Exercise task: Return the material exactly as supplied, apart from the pictures, which are omitted.

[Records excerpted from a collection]
----------------
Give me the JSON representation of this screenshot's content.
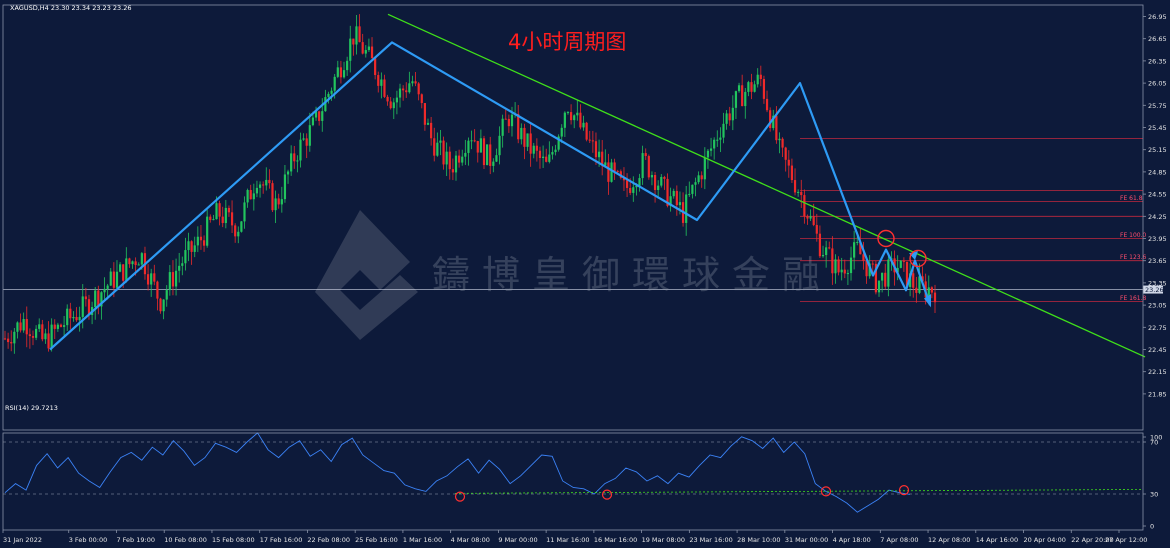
{
  "symbol_header": "XAGUSD,H4  23.30 23.34 23.23 23.26",
  "title": "4小时周期图",
  "watermark": "鑄博皇御環球金融",
  "current_price_label": "23.26",
  "rsi_header": "RSI(14) 29.7213",
  "colors": {
    "background": "#0d1a3a",
    "bull_candle": "#22c55e",
    "bear_candle": "#ef2a2a",
    "trend_line": "#3fe01a",
    "wave_line": "#2e9bf5",
    "rsi_line": "#3b82f6",
    "fib_line": "#c0283e",
    "annotation_circle": "#ff3030"
  },
  "fib_labels": [
    "FE 61.8",
    "FE 100.0",
    "FE 123.6",
    "FE 161.8"
  ],
  "chart_data": [
    {
      "type": "candlestick",
      "title": "4小时周期图",
      "symbol": "XAGUSD",
      "timeframe": "H4",
      "ylim": [
        21.85,
        27.1
      ],
      "y_ticks": [
        "26.95",
        "26.65",
        "26.35",
        "26.05",
        "25.75",
        "25.45",
        "25.15",
        "24.85",
        "24.55",
        "24.25",
        "23.95",
        "23.65",
        "23.35",
        "23.05",
        "22.75",
        "22.45",
        "22.15",
        "21.85"
      ],
      "x_ticks": [
        "31 Jan 2022",
        "3 Feb 00:00",
        "7 Feb 19:00",
        "10 Feb 08:00",
        "15 Feb 08:00",
        "17 Feb 16:00",
        "22 Feb 08:00",
        "25 Feb 16:00",
        "1 Mar 16:00",
        "4 Mar 08:00",
        "9 Mar 00:00",
        "11 Mar 16:00",
        "16 Mar 16:00",
        "19 Mar 08:00",
        "23 Mar 16:00",
        "28 Mar 10:00",
        "31 Mar 00:00",
        "4 Apr 18:00",
        "7 Apr 08:00",
        "12 Apr 08:00",
        "14 Apr 16:00",
        "20 Apr 04:00",
        "22 Apr 20:00",
        "27 Apr 12:00"
      ],
      "approx_close_path": [
        22.6,
        22.85,
        22.55,
        22.8,
        23.0,
        23.25,
        23.5,
        23.75,
        23.1,
        23.6,
        23.9,
        24.3,
        24.1,
        24.8,
        24.4,
        25.1,
        25.5,
        26.1,
        26.7,
        26.3,
        25.8,
        26.1,
        25.3,
        24.9,
        25.4,
        25.0,
        25.6,
        25.2,
        24.9,
        25.8,
        25.3,
        24.9,
        24.6,
        25.0,
        24.6,
        24.3,
        24.9,
        25.5,
        25.9,
        26.1,
        25.1,
        24.6,
        23.9,
        23.5,
        23.8,
        23.35,
        23.6,
        23.3,
        23.26
      ],
      "wave_points": [
        {
          "date": "1 Feb",
          "price": 22.45
        },
        {
          "date": "8 Mar",
          "price": 26.6
        },
        {
          "date": "5 Apr",
          "price": 24.2
        },
        {
          "date": "18 Apr",
          "price": 26.05
        },
        {
          "date": "22 Apr",
          "price": 23.45
        },
        {
          "date": "23 Apr",
          "price": 23.8
        },
        {
          "date": "26 Apr",
          "price": 23.25
        },
        {
          "date": "26 Apr",
          "price": 23.65
        },
        {
          "date": "27 Apr",
          "price": 23.05
        }
      ],
      "trend_line": [
        {
          "date": "8 Mar",
          "price": 26.98
        },
        {
          "date": "end",
          "price": 22.35
        }
      ],
      "current_price": 23.26,
      "fib_levels": [
        25.3,
        24.6,
        24.45,
        24.25,
        23.95,
        23.65,
        23.1
      ]
    },
    {
      "type": "line",
      "title": "RSI(14) 29.7213",
      "ylim": [
        0,
        100
      ],
      "y_ticks": [
        "100",
        "70",
        "30",
        "0"
      ],
      "guide_levels": [
        70,
        30
      ],
      "values": [
        31,
        38,
        33,
        52,
        61,
        50,
        58,
        46,
        40,
        35,
        47,
        58,
        62,
        56,
        66,
        60,
        71,
        63,
        52,
        58,
        69,
        66,
        62,
        70,
        77,
        64,
        58,
        66,
        71,
        59,
        64,
        55,
        68,
        73,
        60,
        54,
        48,
        46,
        37,
        34,
        32,
        40,
        44,
        51,
        57,
        46,
        56,
        49,
        38,
        44,
        52,
        60,
        59,
        40,
        35,
        34,
        30,
        38,
        42,
        50,
        47,
        40,
        44,
        38,
        46,
        43,
        52,
        60,
        58,
        67,
        74,
        71,
        65,
        73,
        62,
        70,
        61,
        38,
        32,
        28,
        23,
        16,
        21,
        26,
        33,
        31,
        29.7
      ],
      "annotated_lows": [
        1,
        3,
        5,
        7
      ]
    }
  ]
}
----------------
Output:
Give me the JSON representation of this screenshot's content.
{
  "symbol_header": "XAGUSD,H4  23.30 23.34 23.23 23.26",
  "title": "4小时周期图",
  "watermark": "鑄博皇御環球金融",
  "current_price_label": "23.26",
  "rsi_header": "RSI(14) 29.7213",
  "colors": {
    "background": "#0d1a3a",
    "bull_candle": "#22c55e",
    "bear_candle": "#ef2a2a",
    "trend_line": "#3fe01a",
    "wave_line": "#2e9bf5",
    "rsi_line": "#3b82f6",
    "fib_line": "#c0283e",
    "annotation_circle": "#ff3030"
  },
  "fib_labels": [
    "FE 61.8",
    "FE 100.0",
    "FE 123.6",
    "FE 161.8"
  ],
  "chart_data": [
    {
      "type": "candlestick",
      "title": "4小时周期图",
      "symbol": "XAGUSD",
      "timeframe": "H4",
      "ylim": [
        21.85,
        27.1
      ],
      "y_ticks": [
        "26.95",
        "26.65",
        "26.35",
        "26.05",
        "25.75",
        "25.45",
        "25.15",
        "24.85",
        "24.55",
        "24.25",
        "23.95",
        "23.65",
        "23.35",
        "23.05",
        "22.75",
        "22.45",
        "22.15",
        "21.85"
      ],
      "x_ticks": [
        "31 Jan 2022",
        "3 Feb 00:00",
        "7 Feb 19:00",
        "10 Feb 08:00",
        "15 Feb 08:00",
        "17 Feb 16:00",
        "22 Feb 08:00",
        "25 Feb 16:00",
        "1 Mar 16:00",
        "4 Mar 08:00",
        "9 Mar 00:00",
        "11 Mar 16:00",
        "16 Mar 16:00",
        "19 Mar 08:00",
        "23 Mar 16:00",
        "28 Mar 10:00",
        "31 Mar 00:00",
        "4 Apr 18:00",
        "7 Apr 08:00",
        "12 Apr 08:00",
        "14 Apr 16:00",
        "20 Apr 04:00",
        "22 Apr 20:00",
        "27 Apr 12:00"
      ],
      "approx_close_path": [
        22.6,
        22.85,
        22.55,
        22.8,
        23.0,
        23.25,
        23.5,
        23.75,
        23.1,
        23.6,
        23.9,
        24.3,
        24.1,
        24.8,
        24.4,
        25.1,
        25.5,
        26.1,
        26.7,
        26.3,
        25.8,
        26.1,
        25.3,
        24.9,
        25.4,
        25.0,
        25.6,
        25.2,
        24.9,
        25.8,
        25.3,
        24.9,
        24.6,
        25.0,
        24.6,
        24.3,
        24.9,
        25.5,
        25.9,
        26.1,
        25.1,
        24.6,
        23.9,
        23.5,
        23.8,
        23.35,
        23.6,
        23.3,
        23.26
      ],
      "wave_points": [
        {
          "date": "1 Feb",
          "price": 22.45
        },
        {
          "date": "8 Mar",
          "price": 26.6
        },
        {
          "date": "5 Apr",
          "price": 24.2
        },
        {
          "date": "18 Apr",
          "price": 26.05
        },
        {
          "date": "22 Apr",
          "price": 23.45
        },
        {
          "date": "23 Apr",
          "price": 23.8
        },
        {
          "date": "26 Apr",
          "price": 23.25
        },
        {
          "date": "26 Apr",
          "price": 23.65
        },
        {
          "date": "27 Apr",
          "price": 23.05
        }
      ],
      "trend_line": [
        {
          "date": "8 Mar",
          "price": 26.98
        },
        {
          "date": "end",
          "price": 22.35
        }
      ],
      "current_price": 23.26,
      "fib_levels": [
        25.3,
        24.6,
        24.45,
        24.25,
        23.95,
        23.65,
        23.1
      ]
    },
    {
      "type": "line",
      "title": "RSI(14) 29.7213",
      "ylim": [
        0,
        100
      ],
      "y_ticks": [
        "100",
        "70",
        "30",
        "0"
      ],
      "guide_levels": [
        70,
        30
      ],
      "values": [
        31,
        38,
        33,
        52,
        61,
        50,
        58,
        46,
        40,
        35,
        47,
        58,
        62,
        56,
        66,
        60,
        71,
        63,
        52,
        58,
        69,
        66,
        62,
        70,
        77,
        64,
        58,
        66,
        71,
        59,
        64,
        55,
        68,
        73,
        60,
        54,
        48,
        46,
        37,
        34,
        32,
        40,
        44,
        51,
        57,
        46,
        56,
        49,
        38,
        44,
        52,
        60,
        59,
        40,
        35,
        34,
        30,
        38,
        42,
        50,
        47,
        40,
        44,
        38,
        46,
        43,
        52,
        60,
        58,
        67,
        74,
        71,
        65,
        73,
        62,
        70,
        61,
        38,
        32,
        28,
        23,
        16,
        21,
        26,
        33,
        31,
        29.7
      ],
      "annotated_lows": [
        1,
        3,
        5,
        7
      ]
    }
  ]
}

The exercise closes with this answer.